> **AIM OF THE EXERCISE**
Pull out from the material below all lines with "EVENT".

> **Figure contents as structured data**
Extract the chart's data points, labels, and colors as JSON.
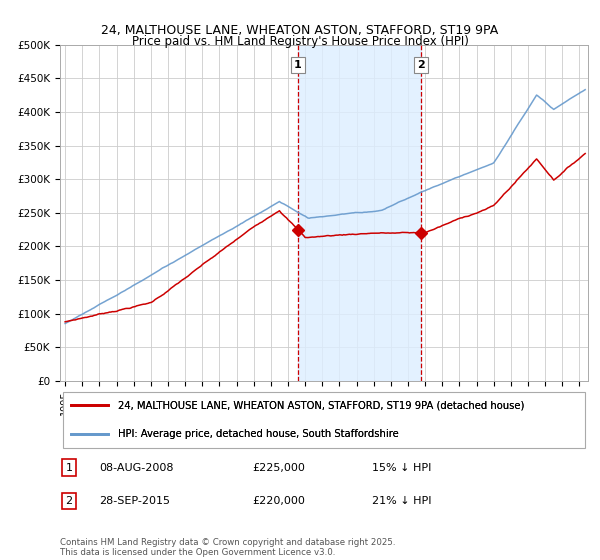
{
  "title": "24, MALTHOUSE LANE, WHEATON ASTON, STAFFORD, ST19 9PA",
  "subtitle": "Price paid vs. HM Land Registry's House Price Index (HPI)",
  "ylim": [
    0,
    500000
  ],
  "yticks": [
    0,
    50000,
    100000,
    150000,
    200000,
    250000,
    300000,
    350000,
    400000,
    450000,
    500000
  ],
  "ytick_labels": [
    "£0",
    "£50K",
    "£100K",
    "£150K",
    "£200K",
    "£250K",
    "£300K",
    "£350K",
    "£400K",
    "£450K",
    "£500K"
  ],
  "sale1_date": "08-AUG-2008",
  "sale1_price": 225000,
  "sale1_pct": "15%",
  "sale2_date": "28-SEP-2015",
  "sale2_price": 220000,
  "sale2_pct": "21%",
  "sale1_x": 2008.583,
  "sale2_x": 2015.75,
  "legend_label1": "24, MALTHOUSE LANE, WHEATON ASTON, STAFFORD, ST19 9PA (detached house)",
  "legend_label2": "HPI: Average price, detached house, South Staffordshire",
  "footer": "Contains HM Land Registry data © Crown copyright and database right 2025.\nThis data is licensed under the Open Government Licence v3.0.",
  "line_color_price": "#cc0000",
  "line_color_hpi": "#6699cc",
  "shade_color": "#ddeeff",
  "vline_color": "#cc0000",
  "background_color": "#ffffff",
  "grid_color": "#cccccc"
}
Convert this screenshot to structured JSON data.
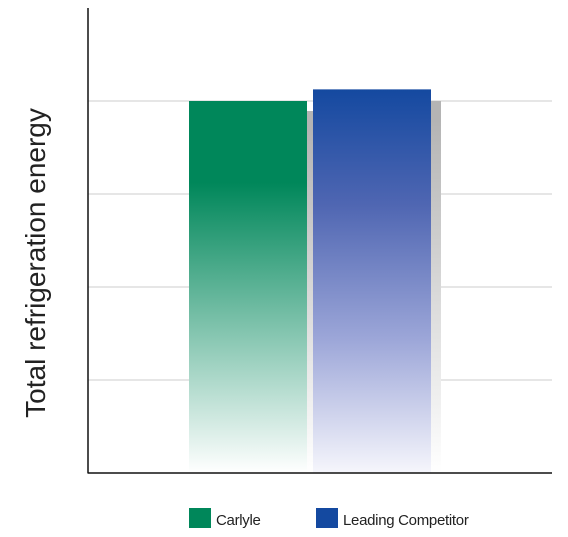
{
  "chart_data": {
    "type": "bar",
    "ylabel": "Total refrigeration energy",
    "xlabel": "",
    "ylim": [
      0,
      100
    ],
    "grid": true,
    "y_ticks_labeled": false,
    "legend_position": "bottom-center",
    "series": [
      {
        "name": "Carlyle",
        "value": 80,
        "color": "#00875a"
      },
      {
        "name": "Leading Competitor",
        "value": 82.5,
        "color": "#1449a0"
      }
    ]
  }
}
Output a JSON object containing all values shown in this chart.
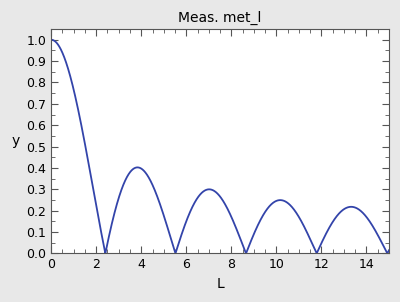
{
  "title": "Meas. met_l",
  "xlabel": "L",
  "ylabel": "y",
  "xlim": [
    0,
    15
  ],
  "ylim": [
    0.0,
    1.05
  ],
  "xticks": [
    0,
    2,
    4,
    6,
    8,
    10,
    12,
    14
  ],
  "yticks": [
    0.0,
    0.1,
    0.2,
    0.3,
    0.4,
    0.5,
    0.6,
    0.7,
    0.8,
    0.9,
    1.0
  ],
  "line_color": "#3344aa",
  "line_width": 1.3,
  "bg_color": "#e8e8e8",
  "plot_bg_color": "#ffffff",
  "title_fontsize": 10,
  "axis_fontsize": 10,
  "tick_fontsize": 9,
  "minor_tick_count": 1
}
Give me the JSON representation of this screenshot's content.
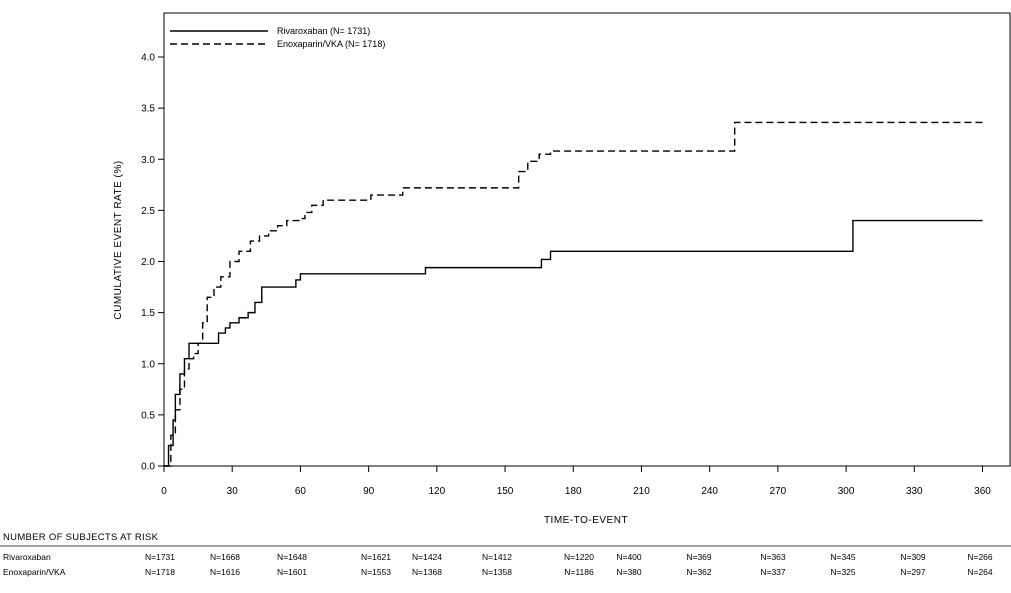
{
  "chart_data": {
    "type": "line",
    "step": true,
    "xlabel": "TIME-TO-EVENT",
    "ylabel": "CUMULATIVE EVENT RATE (%)",
    "xlim": [
      0,
      360
    ],
    "ylim": [
      0,
      4.0
    ],
    "xticks": [
      "0",
      "30",
      "60",
      "90",
      "120",
      "150",
      "180",
      "210",
      "240",
      "270",
      "300",
      "330",
      "360"
    ],
    "yticks": [
      "0.0",
      "0.5",
      "1.0",
      "1.5",
      "2.0",
      "2.5",
      "3.0",
      "3.5",
      "4.0"
    ],
    "grid": false,
    "legend_position": "top-left",
    "series": [
      {
        "name": "Rivaroxaban (N= 1731)",
        "style": "solid",
        "color": "#000000",
        "points": [
          [
            0,
            0
          ],
          [
            2,
            0.2
          ],
          [
            4,
            0.45
          ],
          [
            5,
            0.7
          ],
          [
            7,
            0.9
          ],
          [
            9,
            1.05
          ],
          [
            11,
            1.2
          ],
          [
            20,
            1.2
          ],
          [
            24,
            1.3
          ],
          [
            27,
            1.35
          ],
          [
            29,
            1.4
          ],
          [
            33,
            1.45
          ],
          [
            37,
            1.5
          ],
          [
            40,
            1.6
          ],
          [
            43,
            1.75
          ],
          [
            55,
            1.75
          ],
          [
            58,
            1.82
          ],
          [
            60,
            1.88
          ],
          [
            114,
            1.88
          ],
          [
            115,
            1.94
          ],
          [
            165,
            1.94
          ],
          [
            166,
            2.02
          ],
          [
            170,
            2.1
          ],
          [
            302,
            2.1
          ],
          [
            303,
            2.4
          ],
          [
            360,
            2.4
          ]
        ]
      },
      {
        "name": "Enoxaparin/VKA (N= 1718)",
        "style": "dashed",
        "color": "#000000",
        "points": [
          [
            0,
            0
          ],
          [
            3,
            0.3
          ],
          [
            5,
            0.55
          ],
          [
            7,
            0.75
          ],
          [
            9,
            0.95
          ],
          [
            11,
            1.05
          ],
          [
            13,
            1.1
          ],
          [
            15,
            1.2
          ],
          [
            17,
            1.4
          ],
          [
            19,
            1.65
          ],
          [
            22,
            1.75
          ],
          [
            25,
            1.85
          ],
          [
            29,
            2.0
          ],
          [
            33,
            2.1
          ],
          [
            38,
            2.2
          ],
          [
            42,
            2.25
          ],
          [
            46,
            2.3
          ],
          [
            50,
            2.35
          ],
          [
            54,
            2.4
          ],
          [
            60,
            2.42
          ],
          [
            62,
            2.48
          ],
          [
            65,
            2.55
          ],
          [
            70,
            2.6
          ],
          [
            90,
            2.6
          ],
          [
            91,
            2.65
          ],
          [
            104,
            2.65
          ],
          [
            105,
            2.72
          ],
          [
            154,
            2.72
          ],
          [
            156,
            2.88
          ],
          [
            160,
            2.98
          ],
          [
            165,
            3.05
          ],
          [
            170,
            3.08
          ],
          [
            250,
            3.08
          ],
          [
            251,
            3.36
          ],
          [
            360,
            3.36
          ]
        ]
      }
    ]
  },
  "risk_table": {
    "title": "NUMBER OF SUBJECTS AT RISK",
    "rows": [
      {
        "label": "Rivaroxaban",
        "values": [
          "N=1731",
          "N=1668",
          "N=1648",
          "N=1621",
          "N=1424",
          "N=1412",
          "N=1220",
          "N=400",
          "N=369",
          "N=363",
          "N=345",
          "N=309",
          "N=266"
        ]
      },
      {
        "label": "Enoxaparin/VKA",
        "values": [
          "N=1718",
          "N=1616",
          "N=1601",
          "N=1553",
          "N=1368",
          "N=1358",
          "N=1186",
          "N=380",
          "N=362",
          "N=337",
          "N=325",
          "N=297",
          "N=264"
        ]
      }
    ]
  }
}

> **RESULT**
    "xlabel": "TIME-TO-EVENT",
    "ylabel": "CUMULATIVE EVENT RATE (%)",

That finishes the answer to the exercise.